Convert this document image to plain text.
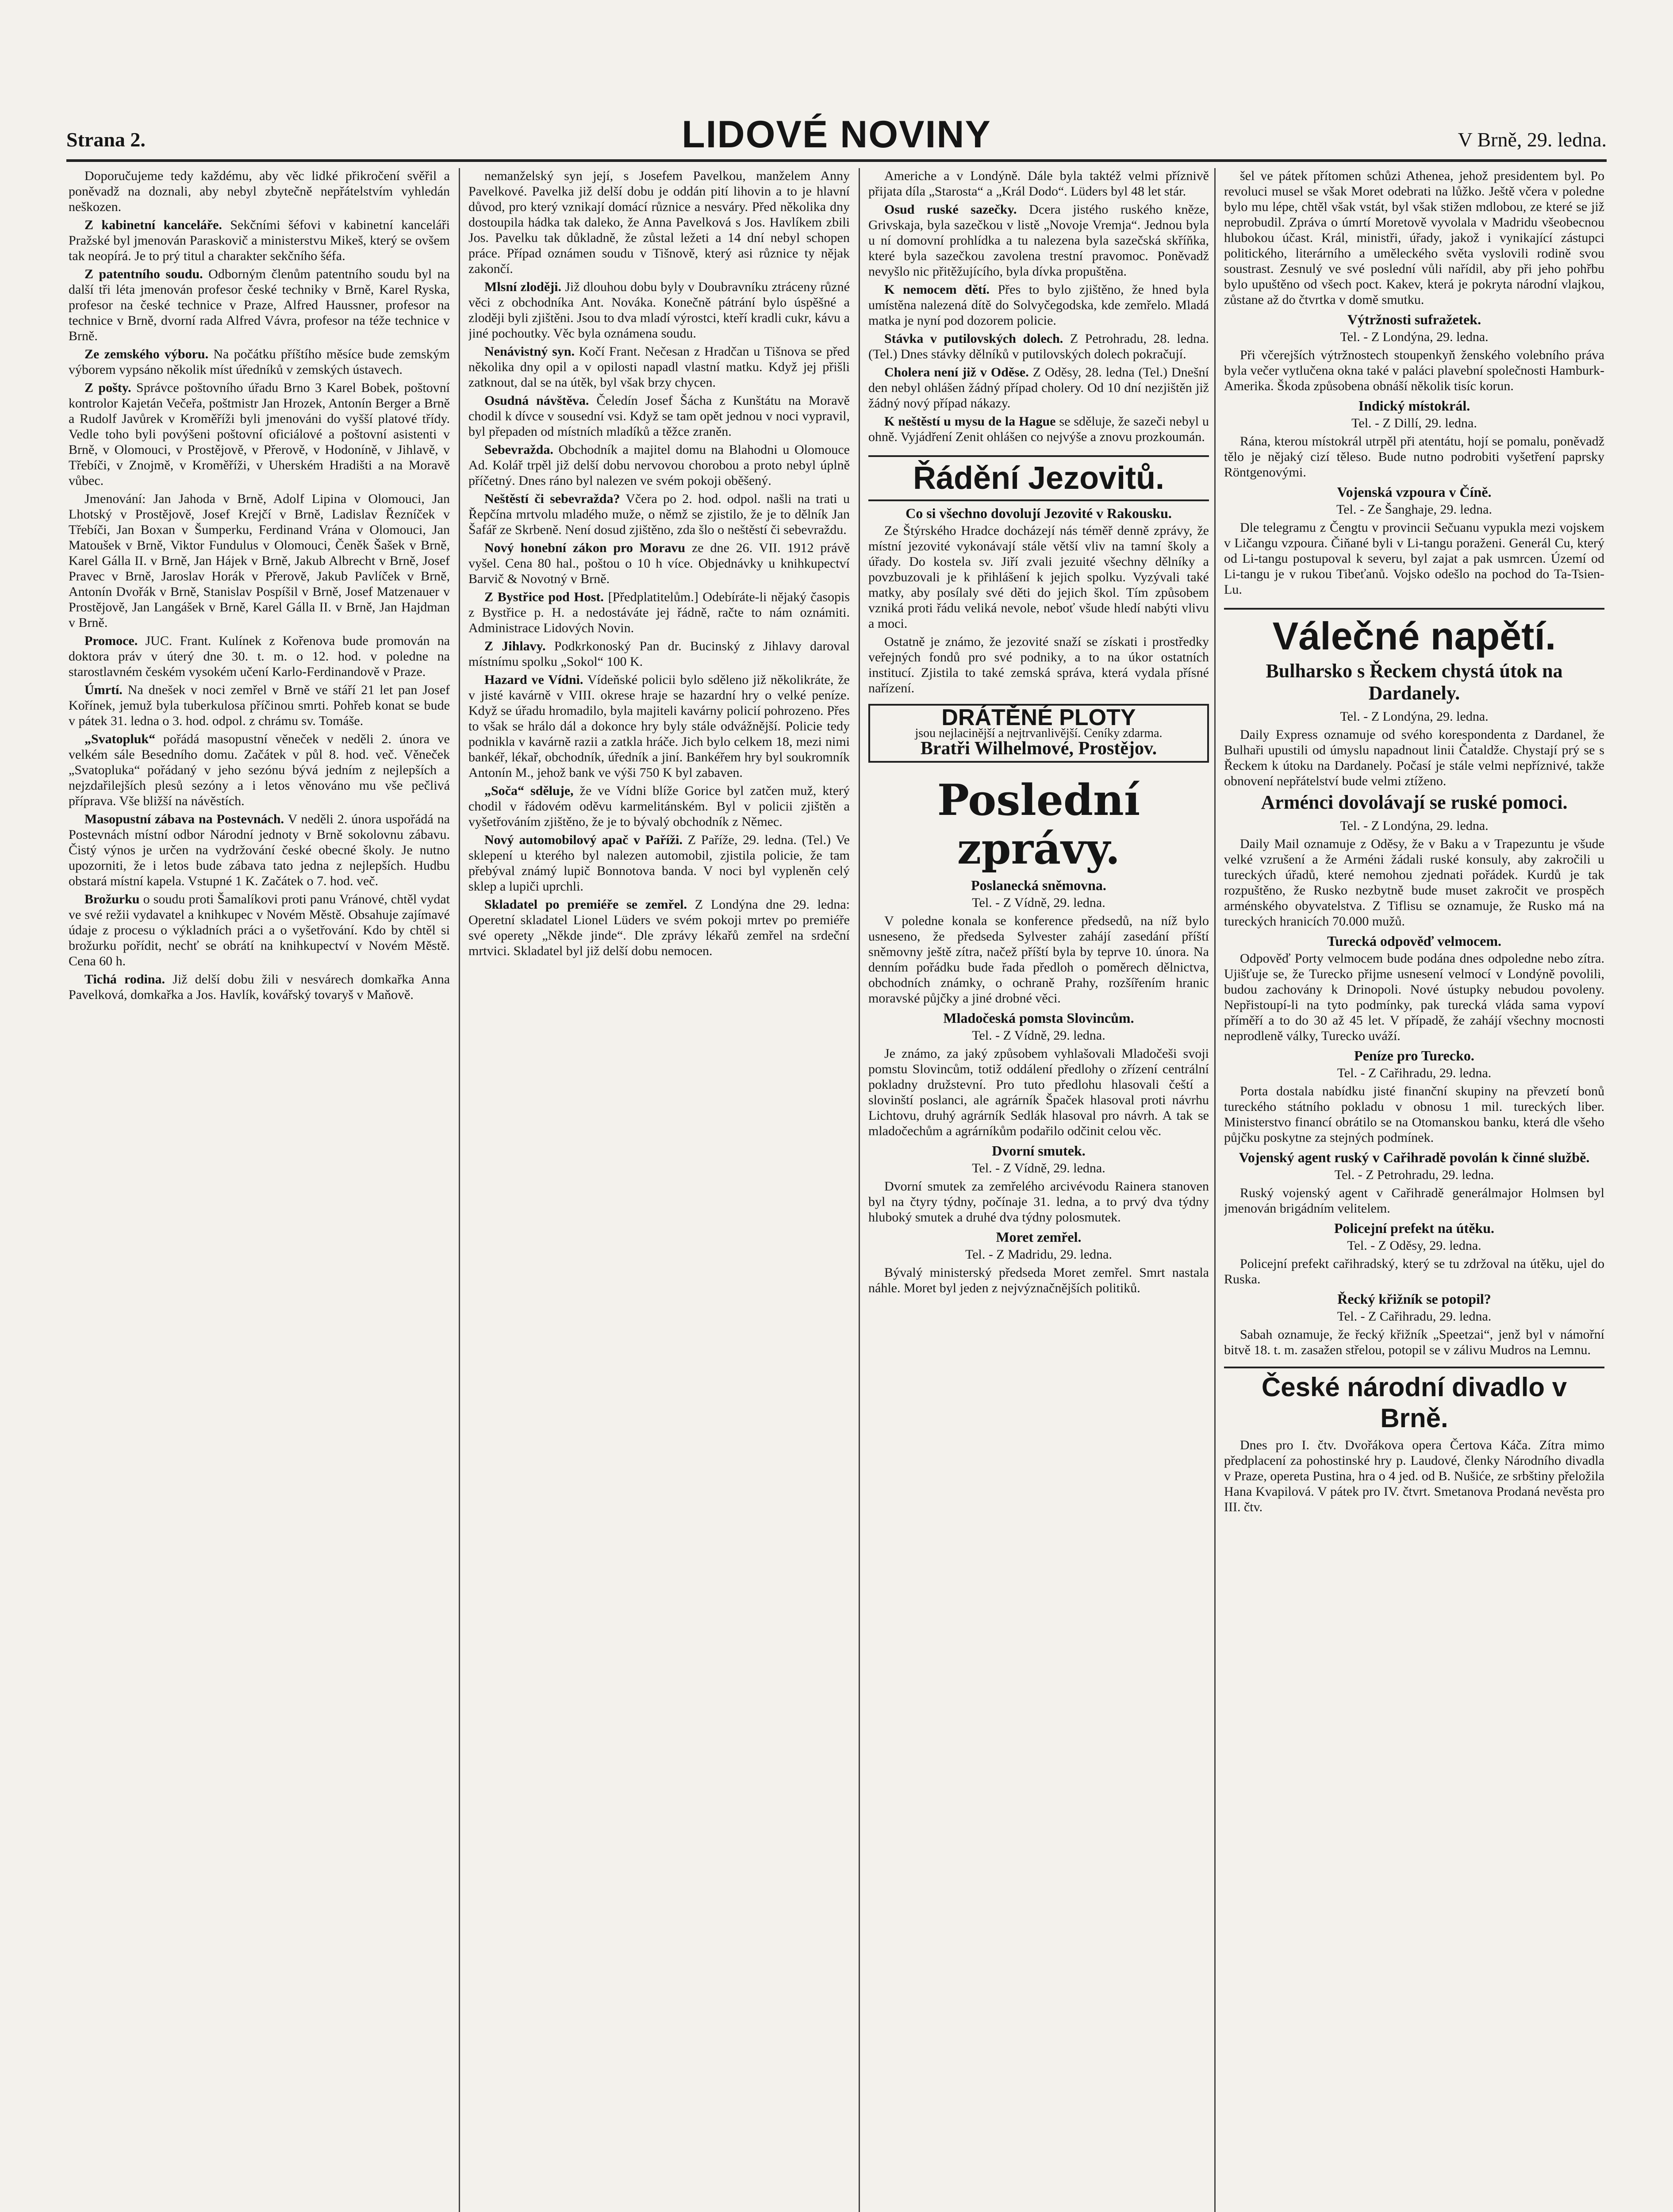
Strana 2.	LIDOVÉ NOVINY	V Brně, 29. ledna.

Doporučujeme tedy každému, aby věc lidké přikročení svěřil a poněvadž na doznali, aby nebyl zbytečně nepřátelstvím vyhledán neškozen.

Z kabinetní kanceláře. Sekčními šéfovi v kabinetní kanceláři Pražské byl jmenován Paraskovič a ministerstvu Mikeš, který se ovšem tak neopírá. Je to prý titul a charakter sekčního šéfa.

Z patentního soudu. Odborným členům patentního soudu byl na další tři léta jmenován profesor české techniky v Brně, Karel Ryska, profesor na české technice v Praze, Alfred Haussner, profesor na technice v Brně, dvorní rada Alfred Vávra, profesor na téže technice v Brně.

Ze zemského výboru. Na počátku příštího měsíce bude zemským výborem vypsáno několik míst úředníků v zemských ústavech.

Z pošty. Správce poštovního úřadu Brno 3 Karel Bobek, poštovní kontrolor Kajetán Večeřa, poštmistr Jan Hrozek, Antonín Berger a Brně a Rudolf Javůrek v Kroměříži byli jmenováni do vyšší platové třídy. Vedle toho byli povýšeni poštovní oficiálové a poštovní asistenti v Brně, v Olomouci, v Prostějově, v Přerově, v Hodoníně, v Jihlavě, v Třebíči, v Znojmě, v Kroměříži, v Uherském Hradišti a na Moravě vůbec.

Jmenování: Jan Jahoda v Brně, Adolf Lipina v Olomouci, Jan Lhotský v Prostějově, Josef Krejčí v Brně, Ladislav Řezníček v Třebíči, Jan Boxan v Šumperku, Ferdinand Vrána v Olomouci, Jan Matoušek v Brně, Viktor Fundulus v Olomouci, Čeněk Šašek v Brně, Karel Gálla II. v Brně, Jan Hájek v Brně, Jakub Albrecht v Brně, Josef Pravec v Brně, Jaroslav Horák v Přerově, Jakub Pavlíček v Brně, Antonín Dvořák v Brně, Stanislav Pospíšil v Brně, Josef Matzenauer v Prostějově, Jan Langášek v Brně, Karel Gálla II. v Brně, Jan Hajdman v Brně.

Promoce. JUC. Frant. Kulínek z Kořenova bude promován na doktora práv v úterý dne 30. t. m. o 12. hod. v poledne na starostlavném českém vysokém učení Karlo-Ferdinandově v Praze.

Úmrtí. Na dnešek v noci zemřel v Brně ve stáří 21 let pan Josef Kořínek, jemuž byla tuberkulosa příčinou smrti. Pohřeb konat se bude v pátek 31. ledna o 3. hod. odpol. z chrámu sv. Tomáše.

„Svatopluk“ pořádá masopustní věneček v neděli 2. února ve velkém sále Besedního domu. Začátek v půl 8. hod. več. Věneček „Svatopluka“ pořádaný v jeho sezónu bývá jedním z nejlepších a nejzdařilejších plesů sezóny a i letos věnováno mu vše pečlivá příprava. Vše bližší na návěstích.

Masopustní zábava na Postevnách. V neděli 2. února uspořádá na Postevnách místní odbor Národní jednoty v Brně sokolovnu zábavu. Čistý výnos je určen na vydržování české obecné školy. Je nutno upozorniti, že i letos bude zábava tato jedna z nejlepších. Hudbu obstará místní kapela. Vstupné 1 K. Začátek o 7. hod. več.

Brožurku o soudu proti Šamalíkovi proti panu Vránové, chtěl vydat ve své režii vydavatel a knihkupec v Novém Městě. Obsahuje zajímavé údaje z procesu o výkladních práci a o vyšetřování. Kdo by chtěl si brožurku pořídit, nechť se obrátí na knihkupectví v Novém Městě. Cena 60 h.

Tichá rodina. Již delší dobu žili v nesvárech domkařka Anna Pavelková, domkařka a Jos. Havlík, kovářský tovaryš v Maňově.

nemanželský syn její, s Josefem Pavelkou, manželem Anny Pavelkové. Pavelka již delší dobu je oddán pití lihovin a to je hlavní důvod, pro který vznikají domácí různice a nesváry. Před několika dny dostoupila hádka tak daleko, že Anna Pavelková s Jos. Havlíkem zbili Jos. Pavelku tak důkladně, že zůstal ležeti a 14 dní nebyl schopen práce. Případ oznámen soudu v Tišnově, který asi různice ty nějak zakončí.

Mlsní zloději. Již dlouhou dobu byly v Doubravníku ztráceny různé věci z obchodníka Ant. Nováka. Konečně pátrání bylo úspěšné a zloději byli zjištěni. Jsou to dva mladí výrostci, kteří kradli cukr, kávu a jiné pochoutky. Věc byla oznámena soudu.

Nenávistný syn. Kočí Frant. Nečesan z Hradčan u Tišnova se před několika dny opil a v opilosti napadl vlastní matku. Když jej přišli zatknout, dal se na útěk, byl však brzy chycen.

Osudná návštěva. Čeledín Josef Šácha z Kunštátu na Moravě chodil k dívce v sousední vsi. Když se tam opět jednou v noci vypravil, byl přepaden od místních mladíků a těžce zraněn.

Sebevražda. Obchodník a majitel domu na Blahodni u Olomouce Ad. Kolář trpěl již delší dobu nervovou chorobou a proto nebyl úplně příčetný. Dnes ráno byl nalezen ve svém pokoji oběšený.

Neštěstí či sebevražda? Včera po 2. hod. odpol. našli na trati u Řepčína mrtvolu mladého muže, o němž se zjistilo, že je to dělník Jan Šafář ze Skrbeně. Není dosud zjištěno, zda šlo o neštěstí či sebevraždu.

Nový honební zákon pro Moravu ze dne 26. VII. 1912 právě vyšel. Cena 80 hal., poštou o 10 h více. Objednávky u knihkupectví Barvič & Novotný v Brně.

Z Bystřice pod Host. [Předplatitelům.] Odebíráte-li nějaký časopis z Bystřice p. H. a nedostáváte jej řádně, račte to nám oznámiti. Administrace Lidových Novin.

Z Jihlavy. Podkrkonoský Pan dr. Bucinský z Jihlavy daroval místnímu spolku „Sokol“ 100 K.

Hazard ve Vídni. Vídeňské policii bylo sděleno již několikráte, že v jisté kavárně v VIII. okrese hraje se hazardní hry o velké peníze. Když se úřadu hromadilo, byla majiteli kavárny policií pohrozeno. Přes to však se hrálo dál a dokonce hry byly stále odvážnější. Policie tedy podnikla v kavárně razii a zatkla hráče. Jich bylo celkem 18, mezi nimi bankéř, lékař, obchodník, úředník a jiní. Bankéřem hry byl soukromník Antonín M., jehož bank ve výši 750 K byl zabaven.

„Soča“ sděluje, že ve Vídni blíže Gorice byl zatčen muž, který chodil v řádovém oděvu karmelitánském. Byl v policii zjištěn a vyšetřováním zjištěno, že je to bývalý obchodník z Němec.

Nový automobilový apač v Paříži. Z Paříže, 29. ledna. (Tel.) Ve sklepení u kterého byl nalezen automobil, zjistila policie, že tam přebýval známý lupič Bonnotova banda. V noci byl vypleněn celý sklep a lupiči uprchli.

Skladatel po premiéře se zemřel. Z Londýna dne 29. ledna: Operetní skladatel Lionel Lüders ve svém pokoji mrtev po premiéře své operety „Někde jinde“. Dle zprávy lékařů zemřel na srdeční mrtvici. Skladatel byl již delší dobu nemocen.

Americhe a v Londýně. Dále byla taktéž velmi příznivě přijata díla „Starosta“ a „Král Dodo“. Lüders byl 48 let stár.

Osud ruské sazečky. Dcera jistého ruského kněze, Grivskaja, byla sazečkou v listě „Novoje Vremja“. Jednou byla u ní domovní prohlídka a tu nalezena byla sazečská skříňka, které byla sazečkou zavolena trestní pravomoc. Poněvadž nevyšlo nic přitěžujícího, byla dívka propuštěna.

K nemocem dětí. Přes to bylo zjištěno, že hned byla umístěna nalezená dítě do Solvyčegodska, kde zemřelo. Mladá matka je nyní pod dozorem policie.

Stávka v putilovských dolech. Z Petrohradu, 28. ledna. (Tel.) Dnes stávky dělníků v putilovských dolech pokračují.

Cholera není již v Oděse. Z Oděsy, 28. ledna (Tel.) Dnešní den nebyl ohlášen žádný případ cholery. Od 10 dní nezjištěn již žádný nový případ nákazy.

K neštěstí u mysu de la Hague se sděluje, že sazeči nebyl u ohně. Vyjádření Zenit ohlášen co nejvýše a znovu prozkoumán.

Řádění Jezovitů.
Co si všechno dovolují Jezovité v Rakousku.

Ze Štýrského Hradce docházejí nás téměř denně zprávy, že místní jezovité vykonávají stále větší vliv na tamní školy a úřady. Do kostela sv. Jiří zvali jezuité všechny dělníky a povzbuzovali je k přihlášení k jejich spolku. Vyzývali také matky, aby posílaly své děti do jejich škol. Tím způsobem vzniká proti řádu veliká nevole, neboť všude hledí nabýti vlivu a moci.

Ostatně je známo, že jezovité snaží se získati i prostředky veřejných fondů pro své podniky, a to na úkor ostatních institucí. Zjistila to také zemská správa, která vydala přísné nařízení.

DRÁTĚNÉ PLOTY
jsou nejlacinější a nejtrvanlivější. Ceníky zdarma.
Bratři Wilhelmové, Prostějov.
Poslední zprávy.
Poslanecká sněmovna.

Tel. - Z Vídně, 29. ledna.

V poledne konala se konference předsedů, na níž bylo usneseno, že předseda Sylvester zahájí zasedání příští sněmovny ještě zítra, načež příští byla by teprve 10. února. Na denním pořádku bude řada předloh o poměrech dělnictva, obchodních známky, o ochraně Prahy, rozšířením hranic moravské půjčky a jiné drobné věci.

Mladočeská pomsta Slovincům.

Tel. - Z Vídně, 29. ledna.

Je známo, za jaký způsobem vyhlašovali Mladočeši svoji pomstu Slovincům, totiž oddálení předlohy o zřízení centrální pokladny družstevní. Pro tuto předlohu hlasovali čeští a slovinští poslanci, ale agrárník Špaček hlasoval proti návrhu Lichtovu, druhý agrárník Sedlák hlasoval pro návrh. A tak se mladočechům a agrárníkům podařilo odčinit celou věc.

Dvorní smutek.

Tel. - Z Vídně, 29. ledna.

Dvorní smutek za zemřelého arcivévodu Rainera stanoven byl na čtyry týdny, počínaje 31. ledna, a to prvý dva týdny hluboký smutek a druhé dva týdny polosmutek.

Moret zemřel.

Tel. - Z Madridu, 29. ledna.

Bývalý ministerský předseda Moret zemřel. Smrt nastala náhle. Moret byl jeden z nejvýznačnějších politiků.

šel ve pátek přítomen schůzi Athenea, jehož presidentem byl. Po revoluci musel se však Moret odebrati na lůžko. Ještě včera v poledne bylo mu lépe, chtěl však vstát, byl však stižen mdlobou, ze které se již neprobudil. Zpráva o úmrtí Moretově vyvolala v Madridu všeobecnou hlubokou účast. Král, ministři, úřady, jakož i vynikající zástupci politického, literárního a uměleckého světa vyslovili rodině svou soustrast. Zesnulý ve své poslední vůli nařídil, aby při jeho pohřbu bylo upuštěno od všech poct. Kakev, která je pokryta národní vlajkou, zůstane až do čtvrtka v domě smutku.

Výtržnosti sufražetek.

Tel. - Z Londýna, 29. ledna.

Při včerejších výtržnostech stoupenkyň ženského volebního práva byla večer vytlučena okna také v paláci plavební společnosti Hamburk-Amerika. Škoda způsobena obnáší několik tisíc korun.

Indický místokrál.

Tel. - Z Dillí, 29. ledna.

Rána, kterou místokrál utrpěl při atentátu, hojí se pomalu, poněvadž tělo je nějaký cizí těleso. Bude nutno podrobiti vyšetření paprsky Röntgenovými.

Vojenská vzpoura v Číně.

Tel. - Ze Šanghaje, 29. ledna.

Dle telegramu z Čengtu v provincii Sečuanu vypukla mezi vojskem v Ličangu vzpoura. Čiňané byli v Li-tangu poraženi. Generál Cu, který od Li-tangu postupoval k severu, byl zajat a pak usmrcen. Území od Li-tangu je v rukou Tibeťanů. Vojsko odešlo na pochod do Ta-Tsien-Lu.

Válečné napětí.
Bulharsko s Řeckem chystá útok na Dardanely.

Tel. - Z Londýna, 29. ledna.

Daily Express oznamuje od svého korespondenta z Dardanel, že Bulhaři upustili od úmyslu napadnout linii Čataldže. Chystají prý se s Řeckem k útoku na Dardanely. Počasí je stále velmi nepříznivé, takže obnovení nepřátelství bude velmi ztíženo.

Arménci dovolávají se ruské pomoci.

Tel. - Z Londýna, 29. ledna.

Daily Mail oznamuje z Oděsy, že v Baku a v Trapezuntu je všude velké vzrušení a že Arméni žádali ruské konsuly, aby zakročili u tureckých úřadů, které nemohou zjednati pořádek. Kurdů je tak rozpuštěno, že Rusko nezbytně bude muset zakročit ve prospěch arménského obyvatelstva. Z Tiflisu se oznamuje, že Rusko má na tureckých hranicích 70.000 mužů.

Turecká odpověď velmocem.

Odpověď Porty velmocem bude podána dnes odpoledne nebo zítra. Ujišťuje se, že Turecko přijme usnesení velmocí v Londýně povolili, budou zachovány k Drinopoli. Nové ústupky nebudou povoleny. Nepřistoupí-li na tyto podmínky, pak turecká vláda sama vypoví příměří a to do 30 až 45 let. V případě, že zahájí všechny mocnosti neprodleně války, Turecko uváží.

Peníze pro Turecko.

Tel. - Z Cařihradu, 29. ledna.

Porta dostala nabídku jisté finanční skupiny na převzetí bonů tureckého státního pokladu v obnosu 1 mil. tureckých liber. Ministerstvo financí obrátilo se na Otomanskou banku, která dle všeho půjčku poskytne za stejných podmínek.

Vojenský agent ruský v Cařihradě povolán k činné službě.

Tel. - Z Petrohradu, 29. ledna.

Ruský vojenský agent v Cařihradě generálmajor Holmsen byl jmenován brigádním velitelem.

Policejní prefekt na útěku.

Tel. - Z Oděsy, 29. ledna.

Policejní prefekt cařihradský, který se tu zdržoval na útěku, ujel do Ruska.

Řecký křižník se potopil?

Tel. - Z Cařihradu, 29. ledna.

Sabah oznamuje, že řecký křižník „Speetzai“, jenž byl v námořní bitvě 18. t. m. zasažen střelou, potopil se v zálivu Mudros na Lemnu.

České národní divadlo v Brně.

Dnes pro I. čtv. Dvořákova opera Čertova Káča. Zítra mimo předplacení za pohostinské hry p. Laudové, členky Národního divadla v Praze, opereta Pustina, hra o 4 jed. od B. Nušiće, ze srbštiny přeložila Hana Kvapilová. V pátek pro IV. čtvrt. Smetanova Prodaná nevěsta pro III. čtv.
========================================================================
▶ _What this task involves_
Return each full line of the entries that contains the word "Moret".

▶ _Written reply_
Moret zemřel.
Bývalý ministerský předseda Moret zemřel. Smrt nastala náhle. Moret byl jeden z nejvýznačnějších politiků.
šel ve pátek přítomen schůzi Athenea, jehož presidentem byl. Po revoluci musel se však Moret odebrati na lůžko. Ještě včera v poledne bylo mu lépe, chtěl však vstát, byl však stižen mdlobou, ze které se již neprobudil. Zpráva o úmrtí Moretově vyvolala v Madridu všeobecnou hlubokou účast. Král, ministři, úřady, jakož i vynikající zástupci politického, literárního a uměleckého světa vyslovili rodině svou soustrast. Zesnulý ve své poslední vůli nařídil, aby při jeho pohřbu bylo upuštěno od všech poct. Kakev, která je pokryta národní vlajkou, zůstane až do čtvrtka v domě smutku.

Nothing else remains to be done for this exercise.